§ WORK REQUIRED:
Answer these questions from the passage on the SEC and multiple trading of options:
(a) For which kinds of securities did the SEC permit multiple trading while the joint allocation plan still covered equity options?
(b) Which rule did the SEC propose in 1987?
(c) What was the delay in implementing that rule intended to allow?

§ SUPPLIED PASSAGE:
□ □ □ □ □
The joint allocation plan remained in effect throughout most of the 1980s with respect to equity options, although the SEC permitted multiple trading with respect to non-equity and over-the-counter securities. The SEC remained concerned that "unlimited multiple trading of equity options at this time might result in significant deleterious structural changes in the markets, with a resultant decrease in competition in other areas such as services relating to the execution and clearing functions." SEC Release No. 17577, 1981 SEC LEXIS 1976, at *17 (footnote omitted).

In 1987, the SEC revisited the issue of multiple trading by proposing Rule 19c-5. The SEC described the new policy embodied in the Rule as follows: "Under Rule 19c-5, an exchange unilaterally could decide, as a business matter, not to multiply trade any particular option. An exchange could not, however, reach an agreement with one or more other exchanges to refrain from multiple trading." SEC Release No. 34-26870, 1989 SEC LEXIS 941, at *39 (May 26, 1989). Although the effective date of Rule 19c-5 was set for January 1990, the SEC requested that the exchanges refrain from multiply listing those options which previously had been singly listed only (the "grandfathered" options). This delay in implementation was intended to allow the exchanges to work together to develop a market-linkage system, in conjunction with the SEC. See, e.g., Letter from Richard C. Breeden, Chairman, Securities and Exchange Commission, to James R. Jones, Chairman, American Stock Exchange (Jan. 9, 1980); Letter from Richard C. Breeden, Chairman, Securities and Exchange Commission, to Alger B. Chapman, Chairman and Chief Executive Officer, Chicago Board Options Exchange (Oct. 17, 1990).
□ □ □ □ □
[Stored records]
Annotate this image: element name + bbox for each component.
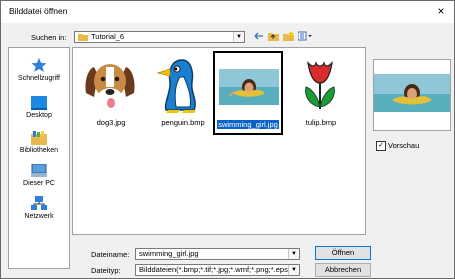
place-label: Schnellzugriff [18,75,60,82]
back-arrow-icon[interactable] [254,31,264,41]
place-desktop[interactable]: Desktop [9,96,69,119]
file-name: dog3.jpg [96,118,126,127]
file-name: swimming_girl.jpg [217,120,279,129]
preview-pane [373,59,451,131]
file-list: dog3.jpg penguin.bmp swimming_girl.jpg t… [72,47,366,235]
file-item-dog3[interactable]: dog3.jpg [76,51,146,135]
chevron-down-icon: ▼ [233,32,244,42]
chevron-down-icon: ▼ [288,249,299,259]
folder-up-icon[interactable] [268,31,279,41]
desktop-icon [31,96,47,110]
file-item-swimming-girl[interactable]: swimming_girl.jpg [213,51,283,135]
file-name: penguin.bmp [161,118,205,127]
preview-checkbox-label: Vorschau [388,141,420,150]
folder-icon [78,34,88,41]
place-label: Dieser PC [23,180,55,187]
filetype-label: Dateityp: [91,266,121,275]
place-label: Netzwerk [24,213,54,220]
tulip-thumbnail [290,55,350,115]
new-folder-icon[interactable] [283,31,294,41]
open-button[interactable]: Öffnen [315,246,371,260]
look-in-value: Tutorial_6 [91,32,125,41]
star-icon [31,58,47,72]
close-button[interactable]: × [430,2,452,20]
preview-checkbox[interactable]: ✓ [376,141,386,151]
dialog-title: Bilddatei öffnen [9,6,68,16]
places-bar: Schnellzugriff Desktop Bibliotheken Dies… [8,47,70,269]
computer-icon [31,164,47,177]
view-menu-icon[interactable] [298,31,312,41]
chevron-down-icon: ▼ [288,265,299,275]
filename-label: Dateiname: [91,250,130,259]
place-this-pc[interactable]: Dieser PC [9,164,69,187]
place-label: Desktop [26,112,52,119]
look-in-label: Suchen in: [31,33,67,42]
filetype-select[interactable]: Bilddateien(*.bmp;*.tif;*.jpg;*.wmf;*.pn… [135,264,300,276]
swimming-girl-thumbnail [219,57,279,117]
network-icon [31,196,47,210]
penguin-thumbnail [152,55,212,115]
look-in-combo[interactable]: Tutorial_6 ▼ [74,31,245,43]
dog-thumbnail [80,55,140,115]
place-libraries[interactable]: Bibliotheken [9,131,69,154]
filetype-value: Bilddateien(*.bmp;*.tif;*.jpg;*.wmf;*.pn… [139,265,300,274]
filename-input[interactable]: swimming_girl.jpg ▼ [135,248,300,260]
file-item-penguin[interactable]: penguin.bmp [148,51,218,135]
file-open-dialog: Bilddatei öffnen × Suchen in: Tutorial_6… [0,0,455,279]
place-label: Bibliotheken [19,147,59,154]
file-item-tulip[interactable]: tulip.bmp [286,51,356,135]
place-network[interactable]: Netzwerk [9,196,69,220]
title-bar: Bilddatei öffnen × [1,1,454,23]
place-quick-access[interactable]: Schnellzugriff [9,58,69,82]
library-icon [31,131,47,145]
cancel-button[interactable]: Abbrechen [315,263,371,277]
file-name: tulip.bmp [305,118,337,127]
preview-image [374,60,450,130]
filename-value: swimming_girl.jpg [139,249,199,258]
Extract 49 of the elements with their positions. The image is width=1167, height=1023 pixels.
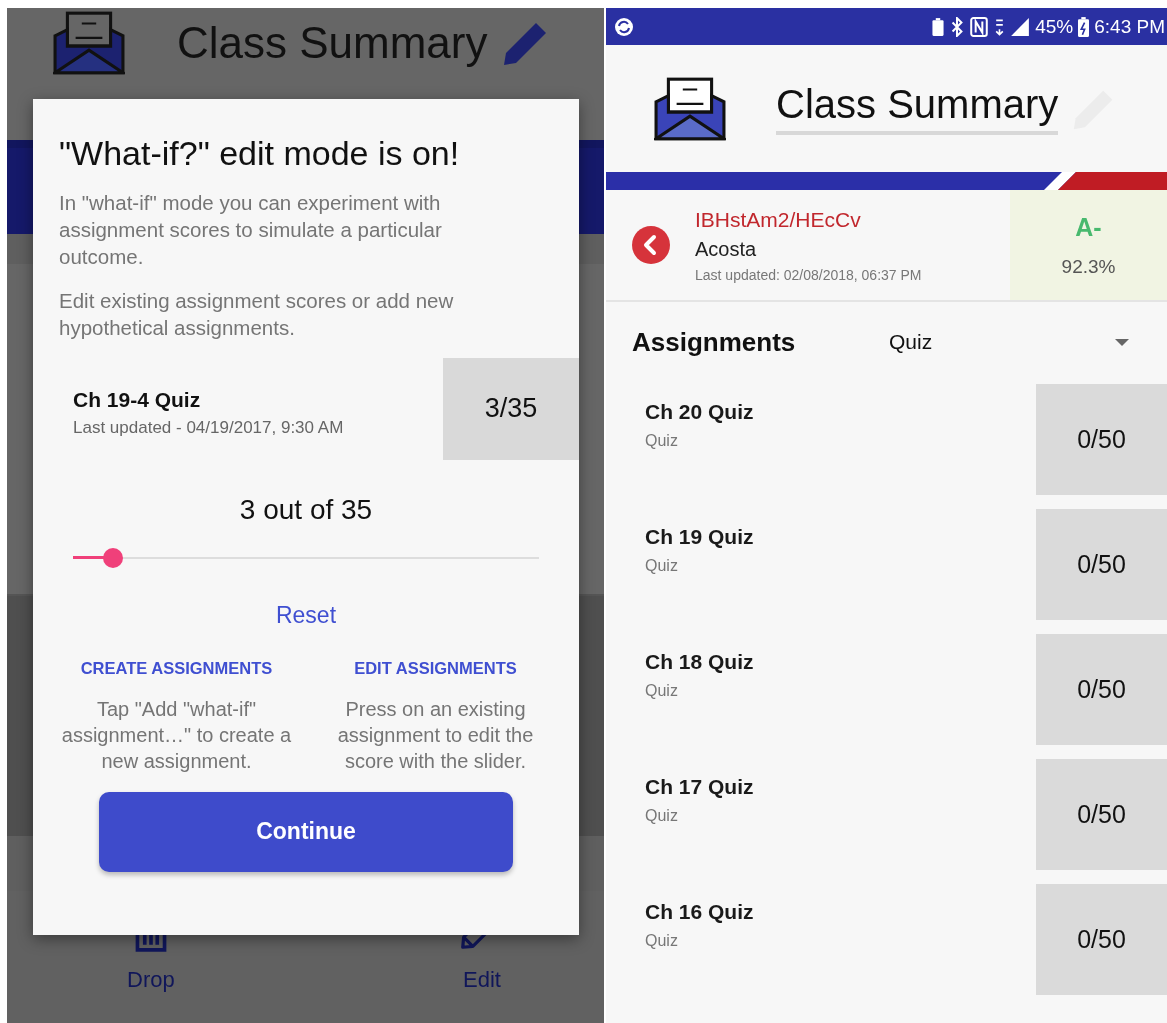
- score-box[interactable]: 0/50: [1036, 634, 1167, 745]
- envelope-logo-icon: [654, 76, 726, 141]
- assignment-type: Quiz: [645, 932, 679, 950]
- student-name: Acosta: [695, 237, 758, 261]
- help-link[interactable]: CREATE ASSIGNMENTS: [80, 658, 273, 678]
- signal-icon: [1010, 16, 1031, 37]
- dialog-text: Edit existing assignment scores or add new hypothetical assignments.: [58, 288, 455, 341]
- nfc-icon: [969, 16, 990, 37]
- assignment-name: Ch 19 Quiz: [645, 525, 755, 549]
- letter-grade: A-: [1075, 212, 1102, 242]
- assignment-name: Ch 19-4 Quiz: [73, 387, 202, 412]
- assignment-name: Ch 16 Quiz: [645, 900, 755, 924]
- filter-dropdown[interactable]: Quiz: [889, 330, 1129, 354]
- assignment-type: Quiz: [645, 682, 679, 700]
- battery-saver-icon: [931, 16, 946, 37]
- sync-icon: [614, 16, 634, 37]
- assignment-name: Ch 18 Quiz: [645, 650, 755, 674]
- battery-percent: 45%: [1035, 15, 1074, 38]
- title-field[interactable]: Class Summary: [776, 82, 1059, 135]
- score-box[interactable]: 0/50: [1036, 759, 1167, 870]
- score-box[interactable]: 0/50: [1036, 509, 1167, 620]
- continue-button[interactable]: Continue: [99, 791, 513, 872]
- assignment-type: Quiz: [645, 432, 679, 450]
- dialog-text: In "what-if" mode you can experiment with assignment scores to simulate a particular outcome.: [58, 190, 443, 270]
- caret-icon: [1115, 338, 1129, 346]
- help-text: Press on an existing assignment to edit the score with the slider.: [336, 696, 535, 774]
- clock: 6:43 PM: [1094, 15, 1165, 38]
- dialog-title: "What-if?" edit mode is on!: [58, 135, 461, 173]
- bluetooth-icon: [950, 16, 965, 37]
- assignment-name: Ch 20 Quiz: [645, 400, 755, 424]
- help-link[interactable]: EDIT ASSIGNMENTS: [354, 658, 517, 678]
- score-box[interactable]: 3/35: [443, 357, 579, 460]
- last-updated-text: Last updated - 04/19/2017, 9:30 AM: [73, 417, 345, 438]
- section-title: Assignments: [632, 326, 796, 358]
- last-updated-text: Last updated: 02/08/2018, 06:37 PM: [695, 266, 923, 283]
- class-name: IBHstAm2/HEcCv: [695, 207, 862, 232]
- reset-button[interactable]: Reset: [275, 601, 337, 629]
- score-reading: 3 out of 35: [238, 493, 374, 526]
- battery-icon: [1078, 16, 1090, 37]
- back-button-icon[interactable]: [631, 225, 671, 265]
- assignment-type: Quiz: [645, 557, 679, 575]
- assignment-type: Quiz: [645, 807, 679, 825]
- help-text: Tap "Add "what-if" assignment…" to create a new assignment.: [60, 696, 293, 774]
- score-box[interactable]: 0/50: [1036, 884, 1167, 995]
- grade-percent: 92.3%: [1061, 255, 1116, 278]
- screen-title: Class Summary: [177, 21, 488, 65]
- envelope-logo-icon: [53, 11, 125, 75]
- score-box[interactable]: 0/50: [1036, 384, 1167, 495]
- assignment-name: Ch 17 Quiz: [645, 775, 755, 799]
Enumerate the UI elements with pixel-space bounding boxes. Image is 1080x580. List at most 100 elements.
□ □ □ □ □
§ RIGHT ANSWER:
(a) Non-equity and over-the-counter securities.
(b) Rule 19c-5.
(c) It was intended to allow the exchanges to work together, in conjunction with the SEC, to develop a market-linkage system.